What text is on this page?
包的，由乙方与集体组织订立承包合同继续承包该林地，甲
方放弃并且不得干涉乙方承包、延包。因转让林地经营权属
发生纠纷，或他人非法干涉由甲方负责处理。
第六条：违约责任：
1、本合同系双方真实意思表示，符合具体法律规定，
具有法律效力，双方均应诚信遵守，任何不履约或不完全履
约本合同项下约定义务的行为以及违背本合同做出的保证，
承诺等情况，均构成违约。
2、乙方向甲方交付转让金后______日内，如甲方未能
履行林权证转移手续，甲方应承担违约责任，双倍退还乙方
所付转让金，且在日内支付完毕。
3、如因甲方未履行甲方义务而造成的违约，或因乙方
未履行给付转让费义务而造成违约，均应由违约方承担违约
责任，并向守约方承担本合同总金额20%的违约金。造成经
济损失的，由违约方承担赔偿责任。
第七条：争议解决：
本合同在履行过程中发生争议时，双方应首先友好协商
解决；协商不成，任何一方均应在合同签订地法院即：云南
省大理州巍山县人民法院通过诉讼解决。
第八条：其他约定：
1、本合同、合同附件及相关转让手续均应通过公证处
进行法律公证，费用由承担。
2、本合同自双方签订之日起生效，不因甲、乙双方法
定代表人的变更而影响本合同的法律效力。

**What is required:** Here, the records must be output exactly and in full.

**Response to this exercise:**
What text is on this page?
包的，由乙方与集体组织订立承包合同继续承包该林地，甲
方放弃并且不得干涉乙方承包、延包。因转让林地经营权属
发生纠纷，或他人非法干涉由甲方负责处理。
第六条：违约责任：
1、本合同系双方真实意思表示，符合具体法律规定，
具有法律效力，双方均应诚信遵守，任何不履约或不完全履
约本合同项下约定义务的行为以及违背本合同做出的保证，
承诺等情况，均构成违约。
2、乙方向甲方交付转让金后______日内，如甲方未能
履行林权证转移手续，甲方应承担违约责任，双倍退还乙方
所付转让金，且在日内支付完毕。
3、如因甲方未履行甲方义务而造成的违约，或因乙方
未履行给付转让费义务而造成违约，均应由违约方承担违约
责任，并向守约方承担本合同总金额20%的违约金。造成经
济损失的，由违约方承担赔偿责任。
第七条：争议解决：
本合同在履行过程中发生争议时，双方应首先友好协商
解决；协商不成，任何一方均应在合同签订地法院即：云南
省大理州巍山县人民法院通过诉讼解决。
第八条：其他约定：
1、本合同、合同附件及相关转让手续均应通过公证处
进行法律公证，费用由承担。
2、本合同自双方签订之日起生效，不因甲、乙双方法
定代表人的变更而影响本合同的法律效力。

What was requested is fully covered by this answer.